YOUR OBJECTIVE: Each entry below must be written out exactly, with pictures left out.

EXTRACTED ENTRIES:

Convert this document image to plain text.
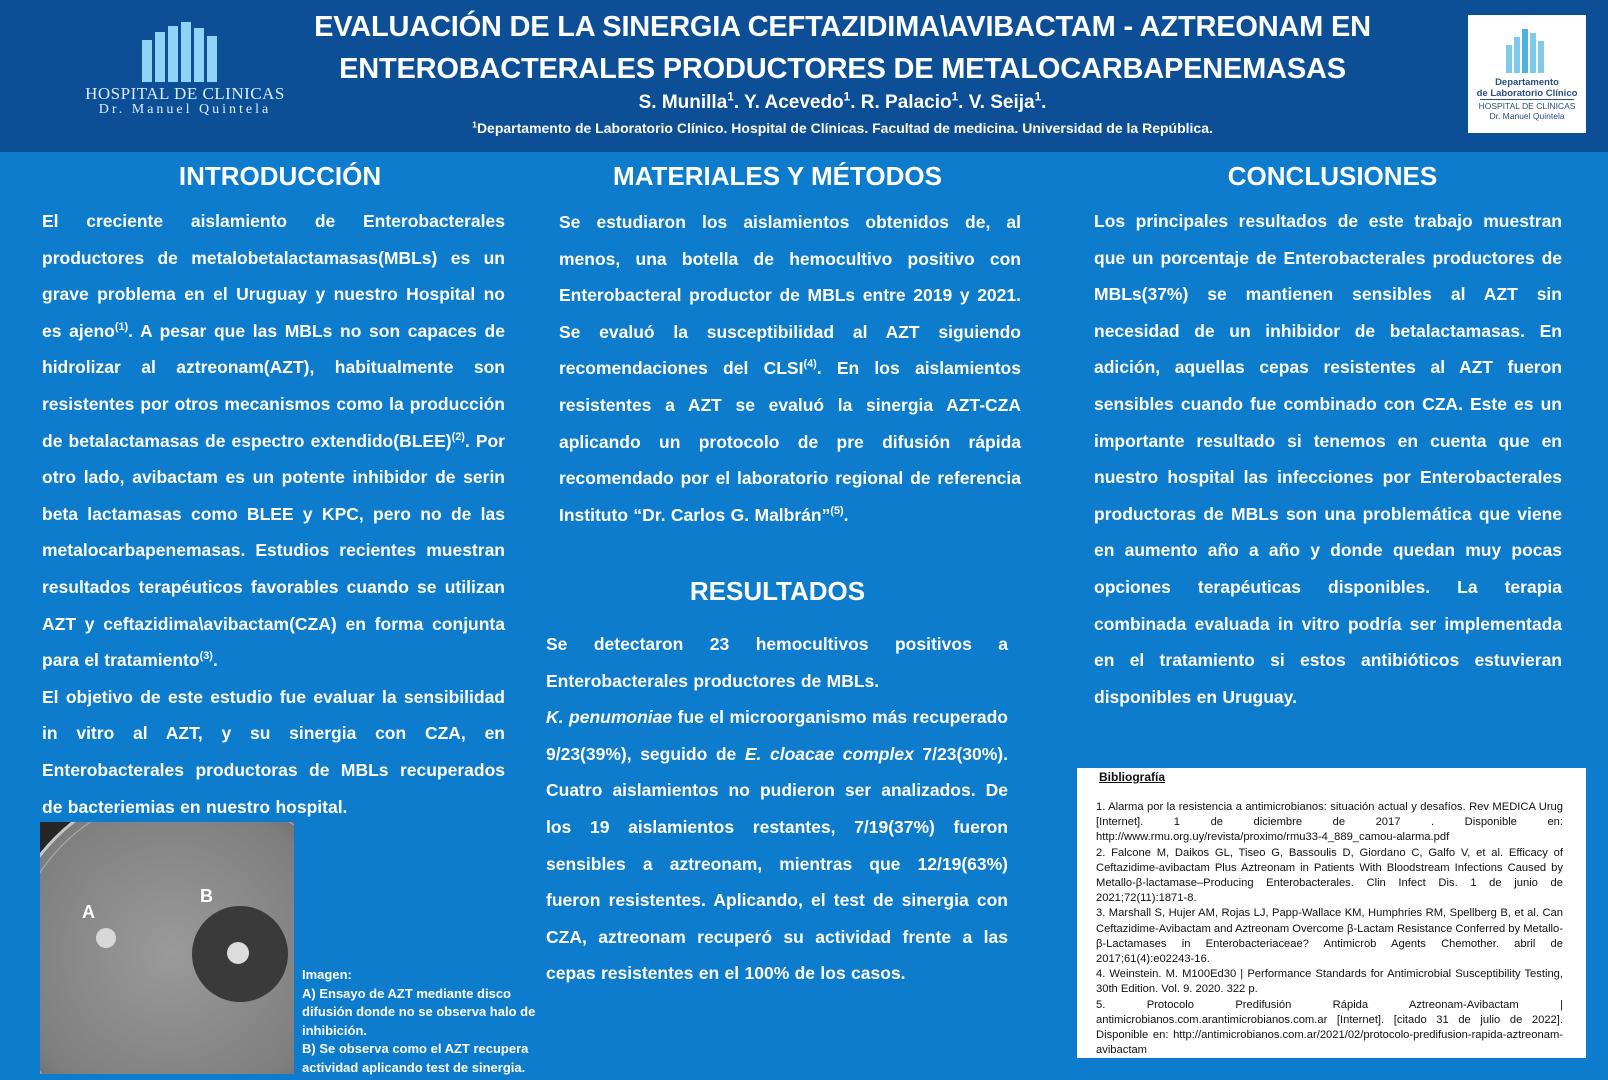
HOSPITAL DE CLINICAS
Dr. Manuel Quintela
EVALUACIÓN DE LA SINERGIA CEFTAZIDIMA\AVIBACTAM - AZTREONAM EN
ENTEROBACTERALES PRODUCTORES DE METALOCARBAPENEMASAS
S. Munilla$^1$. Y. Acevedo$^1$. R. Palacio$^1$. V. Seija$^1$.
$^1$Departamento de Laboratorio Clínico. Hospital de Clínicas. Facultad de medicina. Universidad de la República.
Departamento
de Laboratorio Clínico
HOSPITAL DE CLÍNICAS
Dr. Manuel Quintela
INTRODUCCIÓN

El creciente aislamiento de Enterobacterales productores de metalobetalactamasas(MBLs) es un grave problema en el Uruguay y nuestro Hospital no es ajeno$^{(1)}$. A pesar que las MBLs no son capaces de hidrolizar al aztreonam(AZT), habitualmente son resistentes por otros mecanismos como la producción de betalactamasas de espectro extendido(BLEE)$^{(2)}$. Por otro lado, avibactam es un potente inhibidor de serin beta lactamasas como BLEE y KPC, pero no de las metalocarbapenemasas. Estudios recientes muestran resultados terapéuticos favorables cuando se utilizan AZT y ceftazidima\avibactam(CZA) en forma conjunta para el tratamiento$^{(3)}$.

El objetivo de este estudio fue evaluar la sensibilidad in vitro al AZT, y su sinergia con CZA, en Enterobacterales productoras de MBLs recuperados de bacteriemias en nuestro hospital.

A
B
Imagen:
A) Ensayo de AZT mediante disco
difusión donde no se observa halo de
inhibición.
B) Se observa como el AZT recupera
actividad aplicando test de sinergia.
MATERIALES Y MÉTODOS

Se estudiaron los aislamientos obtenidos de, al menos, una botella de hemocultivo positivo con Enterobacteral productor de MBLs entre 2019 y 2021. Se evaluó la susceptibilidad al AZT siguiendo recomendaciones del CLSI$^{(4)}$. En los aislamientos resistentes a AZT se evaluó la sinergia AZT-CZA aplicando un protocolo de pre difusión rápida recomendado por el laboratorio regional de referencia Instituto “Dr. Carlos G. Malbrán”$^{(5)}$.

RESULTADOS

Se detectaron 23 hemocultivos positivos a Enterobacterales productores de MBLs.

K. penumoniae fue el microorganismo más recuperado 9/23(39%), seguido de E. cloacae complex 7/23(30%). Cuatro aislamientos no pudieron ser analizados. De los 19 aislamientos restantes, 7/19(37%) fueron sensibles a aztreonam, mientras que 12/19(63%) fueron resistentes. Aplicando, el test de sinergia con CZA, aztreonam recuperó su actividad frente a las cepas resistentes en el 100% de los casos.

CONCLUSIONES

Los principales resultados de este trabajo muestran que un porcentaje de Enterobacterales productores de MBLs(37%) se mantienen sensibles al AZT sin necesidad de un inhibidor de betalactamasas. En adición, aquellas cepas resistentes al AZT fueron sensibles cuando fue combinado con CZA. Este es un importante resultado si tenemos en cuenta que en nuestro hospital las infecciones por Enterobacterales productoras de MBLs son una problemática que viene en aumento año a año y donde quedan muy pocas opciones terapéuticas disponibles. La terapia combinada evaluada in vitro podría ser implementada en el tratamiento si estos antibióticos estuvieran disponibles en Uruguay.

Bibliografía
1. Alarma por la resistencia a antimicrobianos: situación actual y desafíos. Rev MEDICA Urug [Internet]. 1 de diciembre de 2017 . Disponible en: http://www.rmu.org.uy/revista/proximo/rmu33-4_889_camou-alarma.pdf
2. Falcone M, Daikos GL, Tiseo G, Bassoulis D, Giordano C, Galfo V, et al. Efficacy of Ceftazidime-avibactam Plus Aztreonam in Patients With Bloodstream Infections Caused by Metallo-β-lactamase–Producing Enterobacterales. Clin Infect Dis. 1 de junio de 2021;72(11):1871-8.
3. Marshall S, Hujer AM, Rojas LJ, Papp-Wallace KM, Humphries RM, Spellberg B, et al. Can Ceftazidime-Avibactam and Aztreonam Overcome β-Lactam Resistance Conferred by Metallo-β-Lactamases in Enterobacteriaceae? Antimicrob Agents Chemother. abril de 2017;61(4):e02243-16.
4. Weinstein. M. M100Ed30 | Performance Standards for Antimicrobial Susceptibility Testing, 30th Edition. Vol. 9. 2020. 322 p.
5. Protocolo Predifusión Rápida Aztreonam-Avibactam | antimicrobianos.com.arantimicrobianos.com.ar [Internet]. [citado 31 de julio de 2022]. Disponible en: http://antimicrobianos.com.ar/2021/02/protocolo-predifusion-rapida-aztreonam-avibactam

RESULT BELOW:
Convert this document image to plain text.
HOSPITAL DE CLINICAS
Dr. Manuel Quintela
EVALUACIÓN DE LA SINERGIA CEFTAZIDIMA\AVIBACTAM - AZTREONAM EN
ENTEROBACTERALES PRODUCTORES DE METALOCARBAPENEMASAS
S. Munilla$^1$. Y. Acevedo$^1$. R. Palacio$^1$. V. Seija$^1$.
$^1$Departamento de Laboratorio Clínico. Hospital de Clínicas. Facultad de medicina. Universidad de la República.
Departamento
de Laboratorio Clínico
HOSPITAL DE CLÍNICAS
Dr. Manuel Quintela
INTRODUCCIÓN

El creciente aislamiento de Enterobacterales productores de metalobetalactamasas(MBLs) es un grave problema en el Uruguay y nuestro Hospital no es ajeno$^{(1)}$. A pesar que las MBLs no son capaces de hidrolizar al aztreonam(AZT), habitualmente son resistentes por otros mecanismos como la producción de betalactamasas de espectro extendido(BLEE)$^{(2)}$. Por otro lado, avibactam es un potente inhibidor de serin beta lactamasas como BLEE y KPC, pero no de las metalocarbapenemasas. Estudios recientes muestran resultados terapéuticos favorables cuando se utilizan AZT y ceftazidima\avibactam(CZA) en forma conjunta para el tratamiento$^{(3)}$.

El objetivo de este estudio fue evaluar la sensibilidad in vitro al AZT, y su sinergia con CZA, en Enterobacterales productoras de MBLs recuperados de bacteriemias en nuestro hospital.

A
B
Imagen:
A) Ensayo de AZT mediante disco
difusión donde no se observa halo de
inhibición.
B) Se observa como el AZT recupera
actividad aplicando test de sinergia.
MATERIALES Y MÉTODOS

Se estudiaron los aislamientos obtenidos de, al menos, una botella de hemocultivo positivo con Enterobacteral productor de MBLs entre 2019 y 2021. Se evaluó la susceptibilidad al AZT siguiendo recomendaciones del CLSI$^{(4)}$. En los aislamientos resistentes a AZT se evaluó la sinergia AZT-CZA aplicando un protocolo de pre difusión rápida recomendado por el laboratorio regional de referencia Instituto “Dr. Carlos G. Malbrán”$^{(5)}$.

RESULTADOS

Se detectaron 23 hemocultivos positivos a Enterobacterales productores de MBLs.

K. penumoniae fue el microorganismo más recuperado 9/23(39%), seguido de E. cloacae complex 7/23(30%). Cuatro aislamientos no pudieron ser analizados. De los 19 aislamientos restantes, 7/19(37%) fueron sensibles a aztreonam, mientras que 12/19(63%) fueron resistentes. Aplicando, el test de sinergia con CZA, aztreonam recuperó su actividad frente a las cepas resistentes en el 100% de los casos.

CONCLUSIONES

Los principales resultados de este trabajo muestran que un porcentaje de Enterobacterales productores de MBLs(37%) se mantienen sensibles al AZT sin necesidad de un inhibidor de betalactamasas. En adición, aquellas cepas resistentes al AZT fueron sensibles cuando fue combinado con CZA. Este es un importante resultado si tenemos en cuenta que en nuestro hospital las infecciones por Enterobacterales productoras de MBLs son una problemática que viene en aumento año a año y donde quedan muy pocas opciones terapéuticas disponibles. La terapia combinada evaluada in vitro podría ser implementada en el tratamiento si estos antibióticos estuvieran disponibles en Uruguay.

Bibliografía
1. Alarma por la resistencia a antimicrobianos: situación actual y desafíos. Rev MEDICA Urug [Internet]. 1 de diciembre de 2017 . Disponible en: http://www.rmu.org.uy/revista/proximo/rmu33-4_889_camou-alarma.pdf
2. Falcone M, Daikos GL, Tiseo G, Bassoulis D, Giordano C, Galfo V, et al. Efficacy of Ceftazidime-avibactam Plus Aztreonam in Patients With Bloodstream Infections Caused by Metallo-β-lactamase–Producing Enterobacterales. Clin Infect Dis. 1 de junio de 2021;72(11):1871-8.
3. Marshall S, Hujer AM, Rojas LJ, Papp-Wallace KM, Humphries RM, Spellberg B, et al. Can Ceftazidime-Avibactam and Aztreonam Overcome β-Lactam Resistance Conferred by Metallo-β-Lactamases in Enterobacteriaceae? Antimicrob Agents Chemother. abril de 2017;61(4):e02243-16.
4. Weinstein. M. M100Ed30 | Performance Standards for Antimicrobial Susceptibility Testing, 30th Edition. Vol. 9. 2020. 322 p.
5. Protocolo Predifusión Rápida Aztreonam-Avibactam | antimicrobianos.com.arantimicrobianos.com.ar [Internet]. [citado 31 de julio de 2022]. Disponible en: http://antimicrobianos.com.ar/2021/02/protocolo-predifusion-rapida-aztreonam-avibactam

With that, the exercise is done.